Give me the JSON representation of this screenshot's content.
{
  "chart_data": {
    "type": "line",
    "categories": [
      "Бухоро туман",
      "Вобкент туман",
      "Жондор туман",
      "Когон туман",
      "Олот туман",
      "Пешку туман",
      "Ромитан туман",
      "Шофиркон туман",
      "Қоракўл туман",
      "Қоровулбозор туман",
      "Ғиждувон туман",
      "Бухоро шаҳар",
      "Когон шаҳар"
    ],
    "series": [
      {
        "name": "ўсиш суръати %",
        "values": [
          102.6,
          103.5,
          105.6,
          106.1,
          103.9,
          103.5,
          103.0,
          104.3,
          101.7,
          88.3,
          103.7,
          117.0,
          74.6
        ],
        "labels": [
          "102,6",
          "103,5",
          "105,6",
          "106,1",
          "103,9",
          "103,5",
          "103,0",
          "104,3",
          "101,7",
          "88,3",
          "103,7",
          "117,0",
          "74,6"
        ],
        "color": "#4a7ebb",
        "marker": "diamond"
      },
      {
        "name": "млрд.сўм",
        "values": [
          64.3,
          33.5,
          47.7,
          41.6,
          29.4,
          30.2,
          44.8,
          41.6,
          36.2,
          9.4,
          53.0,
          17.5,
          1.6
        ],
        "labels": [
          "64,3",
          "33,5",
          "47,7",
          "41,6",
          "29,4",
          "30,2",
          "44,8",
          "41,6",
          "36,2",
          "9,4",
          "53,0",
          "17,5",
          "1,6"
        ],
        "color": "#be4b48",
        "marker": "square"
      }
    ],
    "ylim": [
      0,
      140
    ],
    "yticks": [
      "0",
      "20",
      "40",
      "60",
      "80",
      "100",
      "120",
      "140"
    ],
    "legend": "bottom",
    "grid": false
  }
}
^^^^^^^^
Copy all data exactly, start to finish.

* _Solution to this exercise_
Give me the JSON representation of this screenshot's content.
{
  "chart_data": {
    "type": "line",
    "categories": [
      "Бухоро туман",
      "Вобкент туман",
      "Жондор туман",
      "Когон туман",
      "Олот туман",
      "Пешку туман",
      "Ромитан туман",
      "Шофиркон туман",
      "Қоракўл туман",
      "Қоровулбозор туман",
      "Ғиждувон туман",
      "Бухоро шаҳар",
      "Когон шаҳар"
    ],
    "series": [
      {
        "name": "ўсиш суръати %",
        "values": [
          102.6,
          103.5,
          105.6,
          106.1,
          103.9,
          103.5,
          103.0,
          104.3,
          101.7,
          88.3,
          103.7,
          117.0,
          74.6
        ],
        "labels": [
          "102,6",
          "103,5",
          "105,6",
          "106,1",
          "103,9",
          "103,5",
          "103,0",
          "104,3",
          "101,7",
          "88,3",
          "103,7",
          "117,0",
          "74,6"
        ],
        "color": "#4a7ebb",
        "marker": "diamond"
      },
      {
        "name": "млрд.сўм",
        "values": [
          64.3,
          33.5,
          47.7,
          41.6,
          29.4,
          30.2,
          44.8,
          41.6,
          36.2,
          9.4,
          53.0,
          17.5,
          1.6
        ],
        "labels": [
          "64,3",
          "33,5",
          "47,7",
          "41,6",
          "29,4",
          "30,2",
          "44,8",
          "41,6",
          "36,2",
          "9,4",
          "53,0",
          "17,5",
          "1,6"
        ],
        "color": "#be4b48",
        "marker": "square"
      }
    ],
    "ylim": [
      0,
      140
    ],
    "yticks": [
      "0",
      "20",
      "40",
      "60",
      "80",
      "100",
      "120",
      "140"
    ],
    "legend": "bottom",
    "grid": false
  }
}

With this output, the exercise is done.